[Layout region records]
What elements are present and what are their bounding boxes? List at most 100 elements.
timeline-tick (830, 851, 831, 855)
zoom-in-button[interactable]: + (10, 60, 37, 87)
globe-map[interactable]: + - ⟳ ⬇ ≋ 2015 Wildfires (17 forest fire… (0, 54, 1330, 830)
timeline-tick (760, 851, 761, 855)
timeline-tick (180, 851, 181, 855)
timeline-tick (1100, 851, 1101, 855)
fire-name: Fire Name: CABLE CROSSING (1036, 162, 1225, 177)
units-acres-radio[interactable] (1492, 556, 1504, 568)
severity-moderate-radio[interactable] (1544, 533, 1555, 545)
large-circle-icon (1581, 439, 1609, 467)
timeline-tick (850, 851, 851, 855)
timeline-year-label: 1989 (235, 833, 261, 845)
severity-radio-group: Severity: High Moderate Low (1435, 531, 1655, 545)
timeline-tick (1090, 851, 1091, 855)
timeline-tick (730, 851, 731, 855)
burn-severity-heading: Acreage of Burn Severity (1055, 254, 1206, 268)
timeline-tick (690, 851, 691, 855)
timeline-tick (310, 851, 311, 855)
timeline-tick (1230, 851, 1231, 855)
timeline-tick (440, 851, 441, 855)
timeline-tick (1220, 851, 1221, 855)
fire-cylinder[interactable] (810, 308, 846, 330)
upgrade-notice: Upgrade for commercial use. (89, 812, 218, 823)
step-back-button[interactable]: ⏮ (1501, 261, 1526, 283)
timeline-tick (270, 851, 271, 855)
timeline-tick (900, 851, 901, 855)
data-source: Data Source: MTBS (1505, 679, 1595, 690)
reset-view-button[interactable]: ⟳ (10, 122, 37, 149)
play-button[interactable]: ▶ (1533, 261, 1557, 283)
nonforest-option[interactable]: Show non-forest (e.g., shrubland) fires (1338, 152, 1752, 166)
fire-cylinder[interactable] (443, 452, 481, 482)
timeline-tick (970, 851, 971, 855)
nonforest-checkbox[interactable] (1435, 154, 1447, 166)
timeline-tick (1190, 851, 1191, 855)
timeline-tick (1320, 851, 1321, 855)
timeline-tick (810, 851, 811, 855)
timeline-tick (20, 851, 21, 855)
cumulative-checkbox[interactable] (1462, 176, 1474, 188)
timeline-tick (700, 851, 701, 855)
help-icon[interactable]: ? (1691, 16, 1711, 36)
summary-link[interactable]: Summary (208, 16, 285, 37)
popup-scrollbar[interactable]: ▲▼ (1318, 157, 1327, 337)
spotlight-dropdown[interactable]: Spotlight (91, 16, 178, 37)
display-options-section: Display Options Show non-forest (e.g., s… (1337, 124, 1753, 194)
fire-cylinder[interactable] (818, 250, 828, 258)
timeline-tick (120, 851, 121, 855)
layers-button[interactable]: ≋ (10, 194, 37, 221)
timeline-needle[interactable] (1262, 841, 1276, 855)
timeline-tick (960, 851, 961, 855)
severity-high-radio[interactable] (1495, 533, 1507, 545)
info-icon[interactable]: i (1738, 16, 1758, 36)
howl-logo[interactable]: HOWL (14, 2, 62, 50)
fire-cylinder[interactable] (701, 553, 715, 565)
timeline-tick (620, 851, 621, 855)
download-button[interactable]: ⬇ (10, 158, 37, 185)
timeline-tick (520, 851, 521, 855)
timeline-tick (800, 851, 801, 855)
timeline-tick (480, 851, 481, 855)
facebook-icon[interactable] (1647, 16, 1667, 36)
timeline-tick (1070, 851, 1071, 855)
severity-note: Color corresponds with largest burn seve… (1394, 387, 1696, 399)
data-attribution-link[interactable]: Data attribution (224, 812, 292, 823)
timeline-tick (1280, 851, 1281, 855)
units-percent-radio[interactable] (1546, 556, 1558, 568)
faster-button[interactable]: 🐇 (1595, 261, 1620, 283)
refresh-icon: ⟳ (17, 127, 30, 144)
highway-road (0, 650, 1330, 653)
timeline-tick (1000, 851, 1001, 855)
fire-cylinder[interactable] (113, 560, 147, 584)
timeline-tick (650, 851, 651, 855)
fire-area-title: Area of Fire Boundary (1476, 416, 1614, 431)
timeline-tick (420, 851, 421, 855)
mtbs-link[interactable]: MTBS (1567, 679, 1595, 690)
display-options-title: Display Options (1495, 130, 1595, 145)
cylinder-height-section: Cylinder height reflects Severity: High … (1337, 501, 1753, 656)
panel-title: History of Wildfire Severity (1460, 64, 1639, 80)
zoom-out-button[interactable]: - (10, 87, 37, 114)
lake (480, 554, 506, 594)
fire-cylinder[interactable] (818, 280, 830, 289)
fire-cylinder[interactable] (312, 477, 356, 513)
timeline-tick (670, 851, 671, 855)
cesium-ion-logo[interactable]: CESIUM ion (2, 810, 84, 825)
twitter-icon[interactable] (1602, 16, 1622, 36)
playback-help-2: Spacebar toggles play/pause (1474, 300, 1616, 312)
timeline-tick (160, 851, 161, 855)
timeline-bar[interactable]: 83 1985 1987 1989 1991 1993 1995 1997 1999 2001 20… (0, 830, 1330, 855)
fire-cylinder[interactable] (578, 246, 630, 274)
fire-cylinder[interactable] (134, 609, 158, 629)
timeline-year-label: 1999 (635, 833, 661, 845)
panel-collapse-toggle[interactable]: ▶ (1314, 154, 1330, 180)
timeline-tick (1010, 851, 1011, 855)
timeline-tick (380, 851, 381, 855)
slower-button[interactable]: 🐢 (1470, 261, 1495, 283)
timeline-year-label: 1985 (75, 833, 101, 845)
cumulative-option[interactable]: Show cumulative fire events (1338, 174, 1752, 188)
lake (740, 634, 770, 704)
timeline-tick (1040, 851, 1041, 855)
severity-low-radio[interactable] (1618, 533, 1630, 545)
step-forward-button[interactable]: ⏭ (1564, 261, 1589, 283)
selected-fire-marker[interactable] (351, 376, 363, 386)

What to work on: Reproduce, word for word, the lines of the records from the first line through the line containing "timeline-tick (180, 851, 181, 855)", including both.

Response:
What elements are present and what are their bounding boxes? List at most 100 elements.
timeline-tick (830, 851, 831, 855)
zoom-in-button[interactable]: + (10, 60, 37, 87)
globe-map[interactable]: + - ⟳ ⬇ ≋ 2015 Wildfires (17 forest fire… (0, 54, 1330, 830)
timeline-tick (760, 851, 761, 855)
timeline-tick (180, 851, 181, 855)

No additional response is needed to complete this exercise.